Bei Flying Lotus hingegen ist mit jeder der knapp 60 Bühnenminuten klar: Dieser Typ ist in Sachen Jazz-HipHop-Fusion aktuell einer der wichtigsten Musiker der Welt. Sein Sound ist unruhig, nervös, zuweilen anstrengend, von ständiger Fluktuation geprägt. Seine Ästhetik ist nicht mehr nur die einer Überforderung, eher die einer kompletten Überdosis. Nach fünf Alben und einem Videospiel-Soundtrack („Grand Theft Auto V“) ist von Flying Lotus, der der Großneffe der Jazz-Musikerin Alice Coltrane ist, als Nächstes übrigens im Sommer sein Debütfilm („Kuso“) zu sehen.

• Bereitgestellte Daten:
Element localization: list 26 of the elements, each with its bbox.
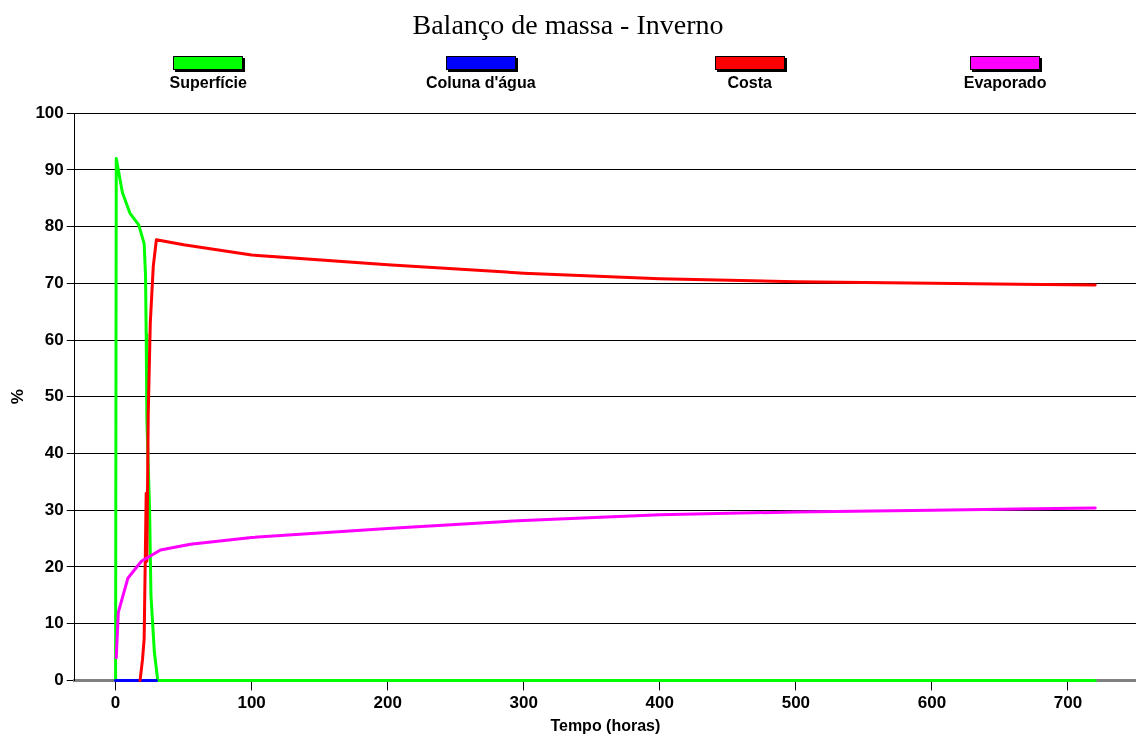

• Deine Aufgabe: Fasse den Absatz aus dem Auszug, der mit „Bei Flying Lotus hingegen“ beginnt, als kurze Liste zusammen. Die wichtigsten Fakten sollen erhalten bleiben.

• Ergebnis:
- Flying Lotus spielt knapp 60 Minuten und ist zurzeit einer der wichtigsten Musiker der Welt für die Mischung aus Jazz und HipHop.
- Sein Sound ist unruhig, nervös und manchmal anstrengend und verändert sich ständig. Seine Ästhetik wirkt wie eine komplette Überdosis.
- Bisher hat er fünf Alben und einen Soundtrack zum Videospiel „Grand Theft Auto V“ veröffentlicht.
- Er ist der Großneffe der Jazz-Musikerin Alice Coltrane.
- Im Sommer ist sein erster Film „Kuso“ zu sehen.